[Collected data entries]
====================
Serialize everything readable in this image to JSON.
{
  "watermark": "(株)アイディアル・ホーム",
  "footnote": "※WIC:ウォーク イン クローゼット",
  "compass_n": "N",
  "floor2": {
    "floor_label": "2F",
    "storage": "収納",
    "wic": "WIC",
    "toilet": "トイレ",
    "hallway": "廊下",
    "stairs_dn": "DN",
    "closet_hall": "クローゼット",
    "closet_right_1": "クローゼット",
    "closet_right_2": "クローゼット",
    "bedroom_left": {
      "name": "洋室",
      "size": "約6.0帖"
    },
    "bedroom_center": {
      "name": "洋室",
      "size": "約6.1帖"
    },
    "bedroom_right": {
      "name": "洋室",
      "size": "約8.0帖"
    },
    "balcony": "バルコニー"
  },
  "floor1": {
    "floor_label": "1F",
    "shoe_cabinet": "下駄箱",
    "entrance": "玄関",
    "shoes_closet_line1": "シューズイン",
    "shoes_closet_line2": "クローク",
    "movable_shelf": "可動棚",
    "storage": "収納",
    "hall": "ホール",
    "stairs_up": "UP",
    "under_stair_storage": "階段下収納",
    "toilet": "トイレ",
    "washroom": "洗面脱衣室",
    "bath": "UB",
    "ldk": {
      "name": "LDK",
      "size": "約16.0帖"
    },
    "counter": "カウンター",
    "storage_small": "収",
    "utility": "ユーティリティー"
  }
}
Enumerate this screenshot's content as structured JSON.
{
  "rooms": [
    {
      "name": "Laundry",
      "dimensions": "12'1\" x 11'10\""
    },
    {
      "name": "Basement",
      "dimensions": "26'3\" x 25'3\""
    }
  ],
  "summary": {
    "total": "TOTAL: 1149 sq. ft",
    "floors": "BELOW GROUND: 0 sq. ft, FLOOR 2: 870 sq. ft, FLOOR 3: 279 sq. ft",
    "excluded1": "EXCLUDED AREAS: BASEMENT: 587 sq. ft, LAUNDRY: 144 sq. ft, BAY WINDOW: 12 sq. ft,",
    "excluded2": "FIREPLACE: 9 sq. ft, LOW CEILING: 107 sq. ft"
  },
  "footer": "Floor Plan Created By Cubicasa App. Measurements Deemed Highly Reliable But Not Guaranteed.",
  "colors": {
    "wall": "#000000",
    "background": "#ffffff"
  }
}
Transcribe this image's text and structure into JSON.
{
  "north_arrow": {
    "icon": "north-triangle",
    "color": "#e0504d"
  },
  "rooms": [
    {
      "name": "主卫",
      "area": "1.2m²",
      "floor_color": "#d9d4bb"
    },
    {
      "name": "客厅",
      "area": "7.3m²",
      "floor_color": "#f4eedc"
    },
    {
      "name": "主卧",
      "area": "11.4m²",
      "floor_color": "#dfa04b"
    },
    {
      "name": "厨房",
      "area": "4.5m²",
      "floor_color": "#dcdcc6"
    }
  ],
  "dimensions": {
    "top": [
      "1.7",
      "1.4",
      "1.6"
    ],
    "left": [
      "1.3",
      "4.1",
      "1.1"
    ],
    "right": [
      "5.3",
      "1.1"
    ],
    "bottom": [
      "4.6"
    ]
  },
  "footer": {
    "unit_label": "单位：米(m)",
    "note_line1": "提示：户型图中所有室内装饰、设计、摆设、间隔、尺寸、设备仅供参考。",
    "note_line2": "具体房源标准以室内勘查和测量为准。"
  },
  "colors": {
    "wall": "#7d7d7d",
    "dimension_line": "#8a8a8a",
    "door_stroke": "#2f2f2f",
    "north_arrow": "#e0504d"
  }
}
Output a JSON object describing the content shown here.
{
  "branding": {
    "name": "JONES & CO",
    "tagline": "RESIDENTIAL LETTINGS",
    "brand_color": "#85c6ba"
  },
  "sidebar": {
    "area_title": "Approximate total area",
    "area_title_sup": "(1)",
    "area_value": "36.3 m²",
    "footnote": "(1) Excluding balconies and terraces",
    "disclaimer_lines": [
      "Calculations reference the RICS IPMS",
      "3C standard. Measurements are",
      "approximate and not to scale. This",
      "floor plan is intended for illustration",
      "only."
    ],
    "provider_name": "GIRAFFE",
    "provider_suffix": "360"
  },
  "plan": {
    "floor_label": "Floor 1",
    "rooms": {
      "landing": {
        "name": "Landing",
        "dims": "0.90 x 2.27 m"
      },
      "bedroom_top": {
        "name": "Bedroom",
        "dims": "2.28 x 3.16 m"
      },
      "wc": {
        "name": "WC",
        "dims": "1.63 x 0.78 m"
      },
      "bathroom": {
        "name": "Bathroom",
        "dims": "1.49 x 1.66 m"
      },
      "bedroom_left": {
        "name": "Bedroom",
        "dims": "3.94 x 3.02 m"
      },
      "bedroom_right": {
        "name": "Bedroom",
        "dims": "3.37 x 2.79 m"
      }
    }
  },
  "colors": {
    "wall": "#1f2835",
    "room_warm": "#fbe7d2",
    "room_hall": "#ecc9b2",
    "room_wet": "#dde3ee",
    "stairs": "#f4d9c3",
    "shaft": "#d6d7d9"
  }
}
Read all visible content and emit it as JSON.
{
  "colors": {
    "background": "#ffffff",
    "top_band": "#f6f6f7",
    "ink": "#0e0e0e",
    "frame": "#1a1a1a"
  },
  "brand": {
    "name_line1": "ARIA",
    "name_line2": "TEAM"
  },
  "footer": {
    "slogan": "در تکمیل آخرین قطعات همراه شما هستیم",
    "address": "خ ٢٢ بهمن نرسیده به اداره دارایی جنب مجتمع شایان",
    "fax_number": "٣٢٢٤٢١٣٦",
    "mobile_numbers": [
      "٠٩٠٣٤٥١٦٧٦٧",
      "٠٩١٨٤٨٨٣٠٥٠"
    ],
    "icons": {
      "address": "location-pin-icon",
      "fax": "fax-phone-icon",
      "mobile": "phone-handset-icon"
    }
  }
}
====================
Copy every record exactly as presented.

EXERCISE ANSWER:
Serialize everything readable in this image to JSON.
{
  "watermark": "(株)アイディアル・ホーム",
  "footnote": "※WIC:ウォーク イン クローゼット",
  "compass_n": "N",
  "floor2": {
    "floor_label": "2F",
    "storage": "収納",
    "wic": "WIC",
    "toilet": "トイレ",
    "hallway": "廊下",
    "stairs_dn": "DN",
    "closet_hall": "クローゼット",
    "closet_right_1": "クローゼット",
    "closet_right_2": "クローゼット",
    "bedroom_left": {
      "name": "洋室",
      "size": "約6.0帖"
    },
    "bedroom_center": {
      "name": "洋室",
      "size": "約6.1帖"
    },
    "bedroom_right": {
      "name": "洋室",
      "size": "約8.0帖"
    },
    "balcony": "バルコニー"
  },
  "floor1": {
    "floor_label": "1F",
    "shoe_cabinet": "下駄箱",
    "entrance": "玄関",
    "shoes_closet_line1": "シューズイン",
    "shoes_closet_line2": "クローク",
    "movable_shelf": "可動棚",
    "storage": "収納",
    "hall": "ホール",
    "stairs_up": "UP",
    "under_stair_storage": "階段下収納",
    "toilet": "トイレ",
    "washroom": "洗面脱衣室",
    "bath": "UB",
    "ldk": {
      "name": "LDK",
      "size": "約16.0帖"
    },
    "counter": "カウンター",
    "storage_small": "収",
    "utility": "ユーティリティー"
  }
}
Enumerate this screenshot's content as structured JSON.
{
  "rooms": [
    {
      "name": "Laundry",
      "dimensions": "12'1\" x 11'10\""
    },
    {
      "name": "Basement",
      "dimensions": "26'3\" x 25'3\""
    }
  ],
  "summary": {
    "total": "TOTAL: 1149 sq. ft",
    "floors": "BELOW GROUND: 0 sq. ft, FLOOR 2: 870 sq. ft, FLOOR 3: 279 sq. ft",
    "excluded1": "EXCLUDED AREAS: BASEMENT: 587 sq. ft, LAUNDRY: 144 sq. ft, BAY WINDOW: 12 sq. ft,",
    "excluded2": "FIREPLACE: 9 sq. ft, LOW CEILING: 107 sq. ft"
  },
  "footer": "Floor Plan Created By Cubicasa App. Measurements Deemed Highly Reliable But Not Guaranteed.",
  "colors": {
    "wall": "#000000",
    "background": "#ffffff"
  }
}
Transcribe this image's text and structure into JSON.
{
  "north_arrow": {
    "icon": "north-triangle",
    "color": "#e0504d"
  },
  "rooms": [
    {
      "name": "主卫",
      "area": "1.2m²",
      "floor_color": "#d9d4bb"
    },
    {
      "name": "客厅",
      "area": "7.3m²",
      "floor_color": "#f4eedc"
    },
    {
      "name": "主卧",
      "area": "11.4m²",
      "floor_color": "#dfa04b"
    },
    {
      "name": "厨房",
      "area": "4.5m²",
      "floor_color": "#dcdcc6"
    }
  ],
  "dimensions": {
    "top": [
      "1.7",
      "1.4",
      "1.6"
    ],
    "left": [
      "1.3",
      "4.1",
      "1.1"
    ],
    "right": [
      "5.3",
      "1.1"
    ],
    "bottom": [
      "4.6"
    ]
  },
  "footer": {
    "unit_label": "单位：米(m)",
    "note_line1": "提示：户型图中所有室内装饰、设计、摆设、间隔、尺寸、设备仅供参考。",
    "note_line2": "具体房源标准以室内勘查和测量为准。"
  },
  "colors": {
    "wall": "#7d7d7d",
    "dimension_line": "#8a8a8a",
    "door_stroke": "#2f2f2f",
    "north_arrow": "#e0504d"
  }
}
Output a JSON object describing the content shown here.
{
  "branding": {
    "name": "JONES & CO",
    "tagline": "RESIDENTIAL LETTINGS",
    "brand_color": "#85c6ba"
  },
  "sidebar": {
    "area_title": "Approximate total area",
    "area_title_sup": "(1)",
    "area_value": "36.3 m²",
    "footnote": "(1) Excluding balconies and terraces",
    "disclaimer_lines": [
      "Calculations reference the RICS IPMS",
      "3C standard. Measurements are",
      "approximate and not to scale. This",
      "floor plan is intended for illustration",
      "only."
    ],
    "provider_name": "GIRAFFE",
    "provider_suffix": "360"
  },
  "plan": {
    "floor_label": "Floor 1",
    "rooms": {
      "landing": {
        "name": "Landing",
        "dims": "0.90 x 2.27 m"
      },
      "bedroom_top": {
        "name": "Bedroom",
        "dims": "2.28 x 3.16 m"
      },
      "wc": {
        "name": "WC",
        "dims": "1.63 x 0.78 m"
      },
      "bathroom": {
        "name": "Bathroom",
        "dims": "1.49 x 1.66 m"
      },
      "bedroom_left": {
        "name": "Bedroom",
        "dims": "3.94 x 3.02 m"
      },
      "bedroom_right": {
        "name": "Bedroom",
        "dims": "3.37 x 2.79 m"
      }
    }
  },
  "colors": {
    "wall": "#1f2835",
    "room_warm": "#fbe7d2",
    "room_hall": "#ecc9b2",
    "room_wet": "#dde3ee",
    "stairs": "#f4d9c3",
    "shaft": "#d6d7d9"
  }
}
Read all visible content and emit it as JSON.
{
  "colors": {
    "background": "#ffffff",
    "top_band": "#f6f6f7",
    "ink": "#0e0e0e",
    "frame": "#1a1a1a"
  },
  "brand": {
    "name_line1": "ARIA",
    "name_line2": "TEAM"
  },
  "footer": {
    "slogan": "در تکمیل آخرین قطعات همراه شما هستیم",
    "address": "خ ٢٢ بهمن نرسیده به اداره دارایی جنب مجتمع شایان",
    "fax_number": "٣٢٢٤٢١٣٦",
    "mobile_numbers": [
      "٠٩٠٣٤٥١٦٧٦٧",
      "٠٩١٨٤٨٨٣٠٥٠"
    ],
    "icons": {
      "address": "location-pin-icon",
      "fax": "fax-phone-icon",
      "mobile": "phone-handset-icon"
    }
  }
}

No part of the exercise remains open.